* **DIRECTIONS**:
Return, character for character, the lines from the one bearing "Convert this document image to plain text." through the end of the material. Omit everything before that line.

Data excerpts

****************************************

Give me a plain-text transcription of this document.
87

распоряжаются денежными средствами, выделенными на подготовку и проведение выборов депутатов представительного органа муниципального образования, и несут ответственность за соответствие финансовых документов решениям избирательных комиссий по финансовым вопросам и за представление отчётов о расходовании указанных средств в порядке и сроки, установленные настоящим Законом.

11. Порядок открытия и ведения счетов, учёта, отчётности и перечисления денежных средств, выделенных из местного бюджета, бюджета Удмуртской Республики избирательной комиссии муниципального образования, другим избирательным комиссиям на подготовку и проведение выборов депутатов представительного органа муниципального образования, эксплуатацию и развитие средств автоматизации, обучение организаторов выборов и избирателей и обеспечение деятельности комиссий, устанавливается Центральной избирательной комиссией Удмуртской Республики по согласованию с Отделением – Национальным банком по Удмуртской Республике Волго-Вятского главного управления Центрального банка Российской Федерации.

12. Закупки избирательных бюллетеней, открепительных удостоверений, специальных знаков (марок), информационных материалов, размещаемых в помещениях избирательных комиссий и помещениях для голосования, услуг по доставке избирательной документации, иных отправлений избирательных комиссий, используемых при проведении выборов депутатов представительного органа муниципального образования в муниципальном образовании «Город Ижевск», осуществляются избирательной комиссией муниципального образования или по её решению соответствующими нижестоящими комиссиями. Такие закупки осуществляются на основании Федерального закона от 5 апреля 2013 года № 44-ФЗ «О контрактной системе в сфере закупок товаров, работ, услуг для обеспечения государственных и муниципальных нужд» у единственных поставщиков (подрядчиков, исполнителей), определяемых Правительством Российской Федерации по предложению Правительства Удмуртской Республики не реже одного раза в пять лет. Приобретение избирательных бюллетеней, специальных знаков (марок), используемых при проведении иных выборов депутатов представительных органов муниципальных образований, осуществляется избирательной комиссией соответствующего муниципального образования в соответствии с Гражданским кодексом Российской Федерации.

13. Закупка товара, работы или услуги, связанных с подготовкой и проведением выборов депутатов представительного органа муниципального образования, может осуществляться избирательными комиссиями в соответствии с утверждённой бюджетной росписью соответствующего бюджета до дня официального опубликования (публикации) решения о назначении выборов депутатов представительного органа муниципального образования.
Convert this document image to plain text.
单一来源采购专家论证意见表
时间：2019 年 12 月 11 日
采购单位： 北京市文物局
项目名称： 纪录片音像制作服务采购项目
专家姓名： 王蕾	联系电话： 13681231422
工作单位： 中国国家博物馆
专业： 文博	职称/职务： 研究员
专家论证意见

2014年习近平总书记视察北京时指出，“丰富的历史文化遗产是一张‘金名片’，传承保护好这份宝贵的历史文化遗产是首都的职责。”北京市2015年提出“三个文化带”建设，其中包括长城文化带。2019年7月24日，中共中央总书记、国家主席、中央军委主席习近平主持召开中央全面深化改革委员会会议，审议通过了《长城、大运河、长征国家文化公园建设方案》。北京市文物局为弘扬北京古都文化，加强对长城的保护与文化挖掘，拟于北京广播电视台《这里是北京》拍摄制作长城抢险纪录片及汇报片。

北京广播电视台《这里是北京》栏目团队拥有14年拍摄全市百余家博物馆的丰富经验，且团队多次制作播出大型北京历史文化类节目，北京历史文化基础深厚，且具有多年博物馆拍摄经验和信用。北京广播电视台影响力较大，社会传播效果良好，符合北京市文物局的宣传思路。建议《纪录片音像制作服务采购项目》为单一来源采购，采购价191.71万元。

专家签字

****************************************

* **SOLUTION TO THIS EXERCISE**:
Convert this document image to plain text.
单一来源采购专家论证意见表
时间：2019 年 12 月 11 日
采购单位： 北京市文物局
项目名称： 纪录片音像制作服务采购项目
专家姓名： 王蕾	联系电话： 13681231422
工作单位： 中国国家博物馆
专业： 文博	职称/职务： 研究员
专家论证意见

2014年习近平总书记视察北京时指出，“丰富的历史文化遗产是一张‘金名片’，传承保护好这份宝贵的历史文化遗产是首都的职责。”北京市2015年提出“三个文化带”建设，其中包括长城文化带。2019年7月24日，中共中央总书记、国家主席、中央军委主席习近平主持召开中央全面深化改革委员会会议，审议通过了《长城、大运河、长征国家文化公园建设方案》。北京市文物局为弘扬北京古都文化，加强对长城的保护与文化挖掘，拟于北京广播电视台《这里是北京》拍摄制作长城抢险纪录片及汇报片。

北京广播电视台《这里是北京》栏目团队拥有14年拍摄全市百余家博物馆的丰富经验，且团队多次制作播出大型北京历史文化类节目，北京历史文化基础深厚，且具有多年博物馆拍摄经验和信用。北京广播电视台影响力较大，社会传播效果良好，符合北京市文物局的宣传思路。建议《纪录片音像制作服务采购项目》为单一来源采购，采购价191.71万元。

专家签字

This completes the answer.